# REQUIRED TASK
Every record here needs to be written out again exactly.

(Items from a figure collection)
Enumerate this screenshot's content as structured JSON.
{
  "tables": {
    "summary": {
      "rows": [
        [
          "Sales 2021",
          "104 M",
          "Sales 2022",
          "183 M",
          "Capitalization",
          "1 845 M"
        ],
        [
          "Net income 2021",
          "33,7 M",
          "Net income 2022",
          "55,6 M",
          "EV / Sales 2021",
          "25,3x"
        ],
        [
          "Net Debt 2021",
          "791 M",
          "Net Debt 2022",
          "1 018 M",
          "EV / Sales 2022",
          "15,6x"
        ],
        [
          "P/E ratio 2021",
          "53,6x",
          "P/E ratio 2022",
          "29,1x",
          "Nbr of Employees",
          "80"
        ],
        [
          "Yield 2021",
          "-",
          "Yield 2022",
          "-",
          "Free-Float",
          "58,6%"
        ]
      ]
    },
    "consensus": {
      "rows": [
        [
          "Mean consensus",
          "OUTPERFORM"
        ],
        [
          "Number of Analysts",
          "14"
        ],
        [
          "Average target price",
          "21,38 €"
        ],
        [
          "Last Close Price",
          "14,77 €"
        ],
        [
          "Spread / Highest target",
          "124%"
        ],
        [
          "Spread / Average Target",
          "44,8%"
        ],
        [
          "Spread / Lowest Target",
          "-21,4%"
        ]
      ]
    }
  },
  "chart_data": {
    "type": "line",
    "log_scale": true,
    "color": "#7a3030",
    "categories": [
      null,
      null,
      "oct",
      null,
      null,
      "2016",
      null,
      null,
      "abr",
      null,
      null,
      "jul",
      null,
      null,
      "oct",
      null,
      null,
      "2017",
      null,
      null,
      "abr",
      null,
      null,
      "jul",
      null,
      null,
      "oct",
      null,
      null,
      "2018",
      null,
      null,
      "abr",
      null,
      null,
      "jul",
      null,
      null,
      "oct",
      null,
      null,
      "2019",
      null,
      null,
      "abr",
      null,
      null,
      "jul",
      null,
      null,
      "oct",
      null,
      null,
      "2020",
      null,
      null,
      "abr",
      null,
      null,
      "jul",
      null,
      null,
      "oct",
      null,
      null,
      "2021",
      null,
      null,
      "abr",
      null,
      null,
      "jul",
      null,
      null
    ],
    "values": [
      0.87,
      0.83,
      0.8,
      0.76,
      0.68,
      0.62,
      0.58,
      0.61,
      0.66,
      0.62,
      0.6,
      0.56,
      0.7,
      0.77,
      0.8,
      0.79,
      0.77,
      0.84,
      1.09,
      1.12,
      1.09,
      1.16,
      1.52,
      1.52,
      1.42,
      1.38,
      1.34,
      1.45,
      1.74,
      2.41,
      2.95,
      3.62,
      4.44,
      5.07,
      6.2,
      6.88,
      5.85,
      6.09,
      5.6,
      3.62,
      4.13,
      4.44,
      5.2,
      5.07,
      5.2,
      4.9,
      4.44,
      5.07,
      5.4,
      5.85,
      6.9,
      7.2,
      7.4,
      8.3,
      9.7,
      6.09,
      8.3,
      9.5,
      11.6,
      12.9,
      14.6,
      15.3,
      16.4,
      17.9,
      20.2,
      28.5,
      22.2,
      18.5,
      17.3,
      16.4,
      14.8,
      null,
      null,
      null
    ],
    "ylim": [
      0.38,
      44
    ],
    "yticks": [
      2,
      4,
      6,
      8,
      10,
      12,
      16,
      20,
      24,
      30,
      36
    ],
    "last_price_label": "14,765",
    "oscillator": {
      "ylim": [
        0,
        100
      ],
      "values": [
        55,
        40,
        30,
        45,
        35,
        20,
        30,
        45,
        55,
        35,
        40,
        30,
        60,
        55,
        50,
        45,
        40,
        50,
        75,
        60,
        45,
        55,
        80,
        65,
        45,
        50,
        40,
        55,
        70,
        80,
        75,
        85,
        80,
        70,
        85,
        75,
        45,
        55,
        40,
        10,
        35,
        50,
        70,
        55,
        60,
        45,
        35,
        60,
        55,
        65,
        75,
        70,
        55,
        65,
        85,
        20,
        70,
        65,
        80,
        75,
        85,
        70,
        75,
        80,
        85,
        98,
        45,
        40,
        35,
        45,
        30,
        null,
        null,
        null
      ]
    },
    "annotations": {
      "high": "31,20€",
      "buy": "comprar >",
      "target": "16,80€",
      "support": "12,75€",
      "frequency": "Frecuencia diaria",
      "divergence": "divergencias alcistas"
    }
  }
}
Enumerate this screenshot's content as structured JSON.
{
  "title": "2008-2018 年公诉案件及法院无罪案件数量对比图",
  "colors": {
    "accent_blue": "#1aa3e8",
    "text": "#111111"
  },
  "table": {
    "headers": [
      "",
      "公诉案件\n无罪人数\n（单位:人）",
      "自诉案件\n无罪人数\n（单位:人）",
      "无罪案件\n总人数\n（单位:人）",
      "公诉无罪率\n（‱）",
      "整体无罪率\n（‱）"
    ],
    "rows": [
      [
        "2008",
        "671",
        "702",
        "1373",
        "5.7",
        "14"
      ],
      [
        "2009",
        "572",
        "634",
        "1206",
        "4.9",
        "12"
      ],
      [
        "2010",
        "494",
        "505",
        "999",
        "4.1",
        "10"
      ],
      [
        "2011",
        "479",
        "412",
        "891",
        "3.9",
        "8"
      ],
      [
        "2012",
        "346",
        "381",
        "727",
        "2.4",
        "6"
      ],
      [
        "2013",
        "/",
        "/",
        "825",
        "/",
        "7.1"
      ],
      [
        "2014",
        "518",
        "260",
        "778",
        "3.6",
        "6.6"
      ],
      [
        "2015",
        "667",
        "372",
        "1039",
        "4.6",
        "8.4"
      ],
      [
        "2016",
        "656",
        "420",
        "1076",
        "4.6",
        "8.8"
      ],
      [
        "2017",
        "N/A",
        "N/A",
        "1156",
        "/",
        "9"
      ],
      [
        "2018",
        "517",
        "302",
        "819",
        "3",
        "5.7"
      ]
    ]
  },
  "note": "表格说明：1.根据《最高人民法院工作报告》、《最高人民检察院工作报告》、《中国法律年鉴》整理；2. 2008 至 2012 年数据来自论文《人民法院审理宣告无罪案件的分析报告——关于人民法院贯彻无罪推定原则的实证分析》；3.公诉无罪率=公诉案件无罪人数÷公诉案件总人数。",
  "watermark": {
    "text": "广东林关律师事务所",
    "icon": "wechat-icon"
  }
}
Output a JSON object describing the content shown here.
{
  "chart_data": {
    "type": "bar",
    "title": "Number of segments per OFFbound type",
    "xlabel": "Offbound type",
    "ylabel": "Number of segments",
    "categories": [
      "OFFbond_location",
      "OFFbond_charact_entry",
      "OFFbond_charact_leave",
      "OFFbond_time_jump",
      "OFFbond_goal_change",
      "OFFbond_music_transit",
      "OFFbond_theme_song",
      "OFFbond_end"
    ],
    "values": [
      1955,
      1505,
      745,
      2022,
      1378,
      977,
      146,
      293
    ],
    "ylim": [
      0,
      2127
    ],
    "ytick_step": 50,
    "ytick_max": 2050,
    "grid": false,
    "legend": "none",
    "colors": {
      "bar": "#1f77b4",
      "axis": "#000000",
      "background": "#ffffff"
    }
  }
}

# EXERCISE SOLUTION
Enumerate this screenshot's content as structured JSON.
{
  "tables": {
    "summary": {
      "rows": [
        [
          "Sales 2021",
          "104 M",
          "Sales 2022",
          "183 M",
          "Capitalization",
          "1 845 M"
        ],
        [
          "Net income 2021",
          "33,7 M",
          "Net income 2022",
          "55,6 M",
          "EV / Sales 2021",
          "25,3x"
        ],
        [
          "Net Debt 2021",
          "791 M",
          "Net Debt 2022",
          "1 018 M",
          "EV / Sales 2022",
          "15,6x"
        ],
        [
          "P/E ratio 2021",
          "53,6x",
          "P/E ratio 2022",
          "29,1x",
          "Nbr of Employees",
          "80"
        ],
        [
          "Yield 2021",
          "-",
          "Yield 2022",
          "-",
          "Free-Float",
          "58,6%"
        ]
      ]
    },
    "consensus": {
      "rows": [
        [
          "Mean consensus",
          "OUTPERFORM"
        ],
        [
          "Number of Analysts",
          "14"
        ],
        [
          "Average target price",
          "21,38 €"
        ],
        [
          "Last Close Price",
          "14,77 €"
        ],
        [
          "Spread / Highest target",
          "124%"
        ],
        [
          "Spread / Average Target",
          "44,8%"
        ],
        [
          "Spread / Lowest Target",
          "-21,4%"
        ]
      ]
    }
  },
  "chart_data": {
    "type": "line",
    "log_scale": true,
    "color": "#7a3030",
    "categories": [
      null,
      null,
      "oct",
      null,
      null,
      "2016",
      null,
      null,
      "abr",
      null,
      null,
      "jul",
      null,
      null,
      "oct",
      null,
      null,
      "2017",
      null,
      null,
      "abr",
      null,
      null,
      "jul",
      null,
      null,
      "oct",
      null,
      null,
      "2018",
      null,
      null,
      "abr",
      null,
      null,
      "jul",
      null,
      null,
      "oct",
      null,
      null,
      "2019",
      null,
      null,
      "abr",
      null,
      null,
      "jul",
      null,
      null,
      "oct",
      null,
      null,
      "2020",
      null,
      null,
      "abr",
      null,
      null,
      "jul",
      null,
      null,
      "oct",
      null,
      null,
      "2021",
      null,
      null,
      "abr",
      null,
      null,
      "jul",
      null,
      null
    ],
    "values": [
      0.87,
      0.83,
      0.8,
      0.76,
      0.68,
      0.62,
      0.58,
      0.61,
      0.66,
      0.62,
      0.6,
      0.56,
      0.7,
      0.77,
      0.8,
      0.79,
      0.77,
      0.84,
      1.09,
      1.12,
      1.09,
      1.16,
      1.52,
      1.52,
      1.42,
      1.38,
      1.34,
      1.45,
      1.74,
      2.41,
      2.95,
      3.62,
      4.44,
      5.07,
      6.2,
      6.88,
      5.85,
      6.09,
      5.6,
      3.62,
      4.13,
      4.44,
      5.2,
      5.07,
      5.2,
      4.9,
      4.44,
      5.07,
      5.4,
      5.85,
      6.9,
      7.2,
      7.4,
      8.3,
      9.7,
      6.09,
      8.3,
      9.5,
      11.6,
      12.9,
      14.6,
      15.3,
      16.4,
      17.9,
      20.2,
      28.5,
      22.2,
      18.5,
      17.3,
      16.4,
      14.8,
      null,
      null,
      null
    ],
    "ylim": [
      0.38,
      44
    ],
    "yticks": [
      2,
      4,
      6,
      8,
      10,
      12,
      16,
      20,
      24,
      30,
      36
    ],
    "last_price_label": "14,765",
    "oscillator": {
      "ylim": [
        0,
        100
      ],
      "values": [
        55,
        40,
        30,
        45,
        35,
        20,
        30,
        45,
        55,
        35,
        40,
        30,
        60,
        55,
        50,
        45,
        40,
        50,
        75,
        60,
        45,
        55,
        80,
        65,
        45,
        50,
        40,
        55,
        70,
        80,
        75,
        85,
        80,
        70,
        85,
        75,
        45,
        55,
        40,
        10,
        35,
        50,
        70,
        55,
        60,
        45,
        35,
        60,
        55,
        65,
        75,
        70,
        55,
        65,
        85,
        20,
        70,
        65,
        80,
        75,
        85,
        70,
        75,
        80,
        85,
        98,
        45,
        40,
        35,
        45,
        30,
        null,
        null,
        null
      ]
    },
    "annotations": {
      "high": "31,20€",
      "buy": "comprar >",
      "target": "16,80€",
      "support": "12,75€",
      "frequency": "Frecuencia diaria",
      "divergence": "divergencias alcistas"
    }
  }
}
Enumerate this screenshot's content as structured JSON.
{
  "title": "2008-2018 年公诉案件及法院无罪案件数量对比图",
  "colors": {
    "accent_blue": "#1aa3e8",
    "text": "#111111"
  },
  "table": {
    "headers": [
      "",
      "公诉案件\n无罪人数\n（单位:人）",
      "自诉案件\n无罪人数\n（单位:人）",
      "无罪案件\n总人数\n（单位:人）",
      "公诉无罪率\n（‱）",
      "整体无罪率\n（‱）"
    ],
    "rows": [
      [
        "2008",
        "671",
        "702",
        "1373",
        "5.7",
        "14"
      ],
      [
        "2009",
        "572",
        "634",
        "1206",
        "4.9",
        "12"
      ],
      [
        "2010",
        "494",
        "505",
        "999",
        "4.1",
        "10"
      ],
      [
        "2011",
        "479",
        "412",
        "891",
        "3.9",
        "8"
      ],
      [
        "2012",
        "346",
        "381",
        "727",
        "2.4",
        "6"
      ],
      [
        "2013",
        "/",
        "/",
        "825",
        "/",
        "7.1"
      ],
      [
        "2014",
        "518",
        "260",
        "778",
        "3.6",
        "6.6"
      ],
      [
        "2015",
        "667",
        "372",
        "1039",
        "4.6",
        "8.4"
      ],
      [
        "2016",
        "656",
        "420",
        "1076",
        "4.6",
        "8.8"
      ],
      [
        "2017",
        "N/A",
        "N/A",
        "1156",
        "/",
        "9"
      ],
      [
        "2018",
        "517",
        "302",
        "819",
        "3",
        "5.7"
      ]
    ]
  },
  "note": "表格说明：1.根据《最高人民法院工作报告》、《最高人民检察院工作报告》、《中国法律年鉴》整理；2. 2008 至 2012 年数据来自论文《人民法院审理宣告无罪案件的分析报告——关于人民法院贯彻无罪推定原则的实证分析》；3.公诉无罪率=公诉案件无罪人数÷公诉案件总人数。",
  "watermark": {
    "text": "广东林关律师事务所",
    "icon": "wechat-icon"
  }
}
Output a JSON object describing the content shown here.
{
  "chart_data": {
    "type": "bar",
    "title": "Number of segments per OFFbound type",
    "xlabel": "Offbound type",
    "ylabel": "Number of segments",
    "categories": [
      "OFFbond_location",
      "OFFbond_charact_entry",
      "OFFbond_charact_leave",
      "OFFbond_time_jump",
      "OFFbond_goal_change",
      "OFFbond_music_transit",
      "OFFbond_theme_song",
      "OFFbond_end"
    ],
    "values": [
      1955,
      1505,
      745,
      2022,
      1378,
      977,
      146,
      293
    ],
    "ylim": [
      0,
      2127
    ],
    "ytick_step": 50,
    "ytick_max": 2050,
    "grid": false,
    "legend": "none",
    "colors": {
      "bar": "#1f77b4",
      "axis": "#000000",
      "background": "#ffffff"
    }
  }
}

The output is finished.